EXERCISE DIRECTIONS:
Output every entry exactly as given.

[Data records]
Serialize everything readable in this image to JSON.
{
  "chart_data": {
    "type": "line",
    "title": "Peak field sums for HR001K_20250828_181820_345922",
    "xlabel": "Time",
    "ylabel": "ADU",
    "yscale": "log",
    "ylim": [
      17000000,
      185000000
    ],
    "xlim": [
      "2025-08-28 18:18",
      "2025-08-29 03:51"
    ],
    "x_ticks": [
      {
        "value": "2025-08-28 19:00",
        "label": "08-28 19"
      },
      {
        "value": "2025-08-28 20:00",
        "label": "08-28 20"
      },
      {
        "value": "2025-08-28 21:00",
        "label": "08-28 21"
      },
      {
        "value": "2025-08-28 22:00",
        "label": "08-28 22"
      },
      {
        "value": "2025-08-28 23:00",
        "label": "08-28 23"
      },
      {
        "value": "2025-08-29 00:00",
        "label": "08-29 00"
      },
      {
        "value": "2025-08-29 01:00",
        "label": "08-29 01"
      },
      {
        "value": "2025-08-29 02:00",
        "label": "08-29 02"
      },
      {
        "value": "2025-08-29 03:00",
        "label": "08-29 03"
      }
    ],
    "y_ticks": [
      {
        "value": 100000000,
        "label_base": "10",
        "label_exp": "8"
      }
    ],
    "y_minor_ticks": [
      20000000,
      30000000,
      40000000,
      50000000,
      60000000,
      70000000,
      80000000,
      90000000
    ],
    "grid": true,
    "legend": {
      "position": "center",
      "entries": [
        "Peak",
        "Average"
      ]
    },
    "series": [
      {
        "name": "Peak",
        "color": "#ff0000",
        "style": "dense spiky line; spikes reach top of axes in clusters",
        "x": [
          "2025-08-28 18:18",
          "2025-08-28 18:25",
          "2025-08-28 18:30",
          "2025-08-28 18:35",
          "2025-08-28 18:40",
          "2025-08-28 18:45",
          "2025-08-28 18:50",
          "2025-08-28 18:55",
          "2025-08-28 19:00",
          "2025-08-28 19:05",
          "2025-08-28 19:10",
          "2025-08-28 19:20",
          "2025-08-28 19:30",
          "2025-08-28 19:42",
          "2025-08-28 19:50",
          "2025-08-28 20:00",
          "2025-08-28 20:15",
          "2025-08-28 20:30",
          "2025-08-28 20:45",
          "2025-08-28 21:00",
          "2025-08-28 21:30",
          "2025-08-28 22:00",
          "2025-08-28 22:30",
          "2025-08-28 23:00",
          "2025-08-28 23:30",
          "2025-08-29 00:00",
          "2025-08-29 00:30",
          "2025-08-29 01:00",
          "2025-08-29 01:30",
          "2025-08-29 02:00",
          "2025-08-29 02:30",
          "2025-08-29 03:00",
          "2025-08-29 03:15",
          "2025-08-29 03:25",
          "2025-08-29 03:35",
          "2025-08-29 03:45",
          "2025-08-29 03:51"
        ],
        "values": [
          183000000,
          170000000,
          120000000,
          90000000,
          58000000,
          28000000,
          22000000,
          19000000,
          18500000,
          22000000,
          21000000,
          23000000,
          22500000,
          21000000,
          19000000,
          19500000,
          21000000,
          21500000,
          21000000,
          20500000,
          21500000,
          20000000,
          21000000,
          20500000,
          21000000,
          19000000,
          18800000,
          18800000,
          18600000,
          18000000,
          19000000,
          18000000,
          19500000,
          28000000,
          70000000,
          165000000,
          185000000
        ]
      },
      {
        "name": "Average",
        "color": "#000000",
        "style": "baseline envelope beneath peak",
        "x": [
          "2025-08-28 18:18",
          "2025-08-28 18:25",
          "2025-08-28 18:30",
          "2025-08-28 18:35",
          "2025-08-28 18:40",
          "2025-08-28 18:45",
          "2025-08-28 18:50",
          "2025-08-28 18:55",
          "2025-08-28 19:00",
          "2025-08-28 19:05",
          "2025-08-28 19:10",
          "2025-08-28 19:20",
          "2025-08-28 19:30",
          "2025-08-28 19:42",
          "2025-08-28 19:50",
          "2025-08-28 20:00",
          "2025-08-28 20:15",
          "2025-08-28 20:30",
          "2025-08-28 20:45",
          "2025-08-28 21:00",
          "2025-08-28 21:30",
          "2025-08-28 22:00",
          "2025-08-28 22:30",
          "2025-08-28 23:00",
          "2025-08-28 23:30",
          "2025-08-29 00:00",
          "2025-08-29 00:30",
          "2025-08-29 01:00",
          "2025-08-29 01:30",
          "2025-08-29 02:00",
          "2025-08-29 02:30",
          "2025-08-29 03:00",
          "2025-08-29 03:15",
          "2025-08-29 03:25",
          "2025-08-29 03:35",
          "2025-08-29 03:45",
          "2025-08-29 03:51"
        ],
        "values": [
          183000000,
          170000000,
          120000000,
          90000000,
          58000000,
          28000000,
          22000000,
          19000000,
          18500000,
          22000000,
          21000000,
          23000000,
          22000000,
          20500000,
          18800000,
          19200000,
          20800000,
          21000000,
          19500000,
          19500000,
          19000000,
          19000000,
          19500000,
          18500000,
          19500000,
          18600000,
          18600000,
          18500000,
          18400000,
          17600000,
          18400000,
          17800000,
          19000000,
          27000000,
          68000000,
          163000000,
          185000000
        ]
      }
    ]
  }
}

THE REPLY:
Serialize everything readable in this image to JSON.
{
  "chart_data": {
    "type": "line",
    "title": "Peak field sums for HR001K_20250828_181820_345922",
    "xlabel": "Time",
    "ylabel": "ADU",
    "yscale": "log",
    "ylim": [
      17000000,
      185000000
    ],
    "xlim": [
      "2025-08-28 18:18",
      "2025-08-29 03:51"
    ],
    "x_ticks": [
      {
        "value": "2025-08-28 19:00",
        "label": "08-28 19"
      },
      {
        "value": "2025-08-28 20:00",
        "label": "08-28 20"
      },
      {
        "value": "2025-08-28 21:00",
        "label": "08-28 21"
      },
      {
        "value": "2025-08-28 22:00",
        "label": "08-28 22"
      },
      {
        "value": "2025-08-28 23:00",
        "label": "08-28 23"
      },
      {
        "value": "2025-08-29 00:00",
        "label": "08-29 00"
      },
      {
        "value": "2025-08-29 01:00",
        "label": "08-29 01"
      },
      {
        "value": "2025-08-29 02:00",
        "label": "08-29 02"
      },
      {
        "value": "2025-08-29 03:00",
        "label": "08-29 03"
      }
    ],
    "y_ticks": [
      {
        "value": 100000000,
        "label_base": "10",
        "label_exp": "8"
      }
    ],
    "y_minor_ticks": [
      20000000,
      30000000,
      40000000,
      50000000,
      60000000,
      70000000,
      80000000,
      90000000
    ],
    "grid": true,
    "legend": {
      "position": "center",
      "entries": [
        "Peak",
        "Average"
      ]
    },
    "series": [
      {
        "name": "Peak",
        "color": "#ff0000",
        "style": "dense spiky line; spikes reach top of axes in clusters",
        "x": [
          "2025-08-28 18:18",
          "2025-08-28 18:25",
          "2025-08-28 18:30",
          "2025-08-28 18:35",
          "2025-08-28 18:40",
          "2025-08-28 18:45",
          "2025-08-28 18:50",
          "2025-08-28 18:55",
          "2025-08-28 19:00",
          "2025-08-28 19:05",
          "2025-08-28 19:10",
          "2025-08-28 19:20",
          "2025-08-28 19:30",
          "2025-08-28 19:42",
          "2025-08-28 19:50",
          "2025-08-28 20:00",
          "2025-08-28 20:15",
          "2025-08-28 20:30",
          "2025-08-28 20:45",
          "2025-08-28 21:00",
          "2025-08-28 21:30",
          "2025-08-28 22:00",
          "2025-08-28 22:30",
          "2025-08-28 23:00",
          "2025-08-28 23:30",
          "2025-08-29 00:00",
          "2025-08-29 00:30",
          "2025-08-29 01:00",
          "2025-08-29 01:30",
          "2025-08-29 02:00",
          "2025-08-29 02:30",
          "2025-08-29 03:00",
          "2025-08-29 03:15",
          "2025-08-29 03:25",
          "2025-08-29 03:35",
          "2025-08-29 03:45",
          "2025-08-29 03:51"
        ],
        "values": [
          183000000,
          170000000,
          120000000,
          90000000,
          58000000,
          28000000,
          22000000,
          19000000,
          18500000,
          22000000,
          21000000,
          23000000,
          22500000,
          21000000,
          19000000,
          19500000,
          21000000,
          21500000,
          21000000,
          20500000,
          21500000,
          20000000,
          21000000,
          20500000,
          21000000,
          19000000,
          18800000,
          18800000,
          18600000,
          18000000,
          19000000,
          18000000,
          19500000,
          28000000,
          70000000,
          165000000,
          185000000
        ]
      },
      {
        "name": "Average",
        "color": "#000000",
        "style": "baseline envelope beneath peak",
        "x": [
          "2025-08-28 18:18",
          "2025-08-28 18:25",
          "2025-08-28 18:30",
          "2025-08-28 18:35",
          "2025-08-28 18:40",
          "2025-08-28 18:45",
          "2025-08-28 18:50",
          "2025-08-28 18:55",
          "2025-08-28 19:00",
          "2025-08-28 19:05",
          "2025-08-28 19:10",
          "2025-08-28 19:20",
          "2025-08-28 19:30",
          "2025-08-28 19:42",
          "2025-08-28 19:50",
          "2025-08-28 20:00",
          "2025-08-28 20:15",
          "2025-08-28 20:30",
          "2025-08-28 20:45",
          "2025-08-28 21:00",
          "2025-08-28 21:30",
          "2025-08-28 22:00",
          "2025-08-28 22:30",
          "2025-08-28 23:00",
          "2025-08-28 23:30",
          "2025-08-29 00:00",
          "2025-08-29 00:30",
          "2025-08-29 01:00",
          "2025-08-29 01:30",
          "2025-08-29 02:00",
          "2025-08-29 02:30",
          "2025-08-29 03:00",
          "2025-08-29 03:15",
          "2025-08-29 03:25",
          "2025-08-29 03:35",
          "2025-08-29 03:45",
          "2025-08-29 03:51"
        ],
        "values": [
          183000000,
          170000000,
          120000000,
          90000000,
          58000000,
          28000000,
          22000000,
          19000000,
          18500000,
          22000000,
          21000000,
          23000000,
          22000000,
          20500000,
          18800000,
          19200000,
          20800000,
          21000000,
          19500000,
          19500000,
          19000000,
          19000000,
          19500000,
          18500000,
          19500000,
          18600000,
          18600000,
          18500000,
          18400000,
          17600000,
          18400000,
          17800000,
          19000000,
          27000000,
          68000000,
          163000000,
          185000000
        ]
      }
    ]
  }
}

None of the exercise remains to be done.